*Aim of the exercise:* Repeat the entries below word for word, starting with their first line and ending with the line that contains "candle-body-76 (698, 158, 705, 174)", including both of those lines.

*Exercise data:*
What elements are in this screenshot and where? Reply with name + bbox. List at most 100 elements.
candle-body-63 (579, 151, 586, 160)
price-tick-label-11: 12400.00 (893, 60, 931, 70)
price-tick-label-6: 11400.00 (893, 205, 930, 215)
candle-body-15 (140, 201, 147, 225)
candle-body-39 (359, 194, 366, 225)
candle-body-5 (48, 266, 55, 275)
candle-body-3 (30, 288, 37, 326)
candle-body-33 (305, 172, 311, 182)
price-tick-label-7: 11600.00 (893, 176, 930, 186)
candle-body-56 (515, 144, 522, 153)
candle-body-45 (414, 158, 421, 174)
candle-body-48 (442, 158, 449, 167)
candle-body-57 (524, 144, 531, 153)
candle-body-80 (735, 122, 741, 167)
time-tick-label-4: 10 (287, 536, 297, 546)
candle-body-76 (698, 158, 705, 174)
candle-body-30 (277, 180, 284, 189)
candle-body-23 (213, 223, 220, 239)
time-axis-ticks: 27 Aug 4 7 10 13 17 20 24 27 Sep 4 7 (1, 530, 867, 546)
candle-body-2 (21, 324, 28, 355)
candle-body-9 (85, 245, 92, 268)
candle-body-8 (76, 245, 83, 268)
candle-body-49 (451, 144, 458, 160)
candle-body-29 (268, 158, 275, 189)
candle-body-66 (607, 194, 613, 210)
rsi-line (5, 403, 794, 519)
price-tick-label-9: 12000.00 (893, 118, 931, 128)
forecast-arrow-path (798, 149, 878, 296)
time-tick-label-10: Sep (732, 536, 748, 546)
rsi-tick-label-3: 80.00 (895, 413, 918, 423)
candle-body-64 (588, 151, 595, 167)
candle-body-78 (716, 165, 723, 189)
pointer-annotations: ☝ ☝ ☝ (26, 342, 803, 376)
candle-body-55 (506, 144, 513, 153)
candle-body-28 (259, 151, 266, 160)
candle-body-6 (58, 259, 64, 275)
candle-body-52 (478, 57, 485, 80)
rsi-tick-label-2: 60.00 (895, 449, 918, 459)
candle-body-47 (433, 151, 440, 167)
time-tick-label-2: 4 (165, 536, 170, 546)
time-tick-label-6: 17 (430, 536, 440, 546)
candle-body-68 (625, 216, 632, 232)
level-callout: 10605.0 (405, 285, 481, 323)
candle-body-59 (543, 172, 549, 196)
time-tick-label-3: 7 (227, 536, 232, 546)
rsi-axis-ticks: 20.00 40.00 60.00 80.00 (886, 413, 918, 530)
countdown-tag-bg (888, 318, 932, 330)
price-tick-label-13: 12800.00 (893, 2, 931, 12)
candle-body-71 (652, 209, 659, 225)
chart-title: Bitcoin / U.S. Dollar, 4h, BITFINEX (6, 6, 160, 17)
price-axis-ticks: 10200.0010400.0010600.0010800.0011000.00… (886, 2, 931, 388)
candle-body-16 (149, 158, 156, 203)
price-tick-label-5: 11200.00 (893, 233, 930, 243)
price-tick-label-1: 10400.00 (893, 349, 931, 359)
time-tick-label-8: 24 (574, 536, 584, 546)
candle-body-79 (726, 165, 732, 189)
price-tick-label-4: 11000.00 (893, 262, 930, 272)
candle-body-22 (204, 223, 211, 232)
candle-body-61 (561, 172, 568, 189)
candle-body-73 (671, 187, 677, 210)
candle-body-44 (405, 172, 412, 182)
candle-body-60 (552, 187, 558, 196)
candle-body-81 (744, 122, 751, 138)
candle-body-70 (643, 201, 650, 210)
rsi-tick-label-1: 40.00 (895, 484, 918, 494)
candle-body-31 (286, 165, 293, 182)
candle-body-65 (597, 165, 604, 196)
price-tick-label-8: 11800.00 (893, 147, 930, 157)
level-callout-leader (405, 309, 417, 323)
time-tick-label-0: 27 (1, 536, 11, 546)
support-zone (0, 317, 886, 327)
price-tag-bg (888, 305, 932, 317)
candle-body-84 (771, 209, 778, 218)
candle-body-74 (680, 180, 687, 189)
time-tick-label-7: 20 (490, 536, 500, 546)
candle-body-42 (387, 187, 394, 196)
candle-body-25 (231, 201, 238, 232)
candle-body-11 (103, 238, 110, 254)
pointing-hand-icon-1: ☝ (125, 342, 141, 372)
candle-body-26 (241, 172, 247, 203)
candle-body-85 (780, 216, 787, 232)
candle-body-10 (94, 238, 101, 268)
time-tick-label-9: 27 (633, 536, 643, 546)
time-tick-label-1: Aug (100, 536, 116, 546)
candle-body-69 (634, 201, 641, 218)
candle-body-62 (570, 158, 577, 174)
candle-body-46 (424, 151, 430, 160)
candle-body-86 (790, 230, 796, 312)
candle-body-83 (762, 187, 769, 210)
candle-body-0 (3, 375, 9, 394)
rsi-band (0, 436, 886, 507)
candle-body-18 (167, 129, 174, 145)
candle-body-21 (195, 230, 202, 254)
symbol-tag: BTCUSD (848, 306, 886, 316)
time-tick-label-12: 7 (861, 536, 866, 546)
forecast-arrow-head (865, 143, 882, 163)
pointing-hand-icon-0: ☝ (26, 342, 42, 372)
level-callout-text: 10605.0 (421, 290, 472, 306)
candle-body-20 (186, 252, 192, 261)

*Response to this exercise:*
What elements are in this screenshot and where? Reply with name + bbox. List at most 100 elements.
candle-body-63 (579, 151, 586, 160)
price-tick-label-11: 12400.00 (893, 60, 931, 70)
price-tick-label-6: 11400.00 (893, 205, 930, 215)
candle-body-15 (140, 201, 147, 225)
candle-body-39 (359, 194, 366, 225)
candle-body-5 (48, 266, 55, 275)
candle-body-3 (30, 288, 37, 326)
candle-body-33 (305, 172, 311, 182)
price-tick-label-7: 11600.00 (893, 176, 930, 186)
candle-body-56 (515, 144, 522, 153)
candle-body-45 (414, 158, 421, 174)
candle-body-48 (442, 158, 449, 167)
candle-body-57 (524, 144, 531, 153)
candle-body-80 (735, 122, 741, 167)
time-tick-label-4: 10 (287, 536, 297, 546)
candle-body-76 (698, 158, 705, 174)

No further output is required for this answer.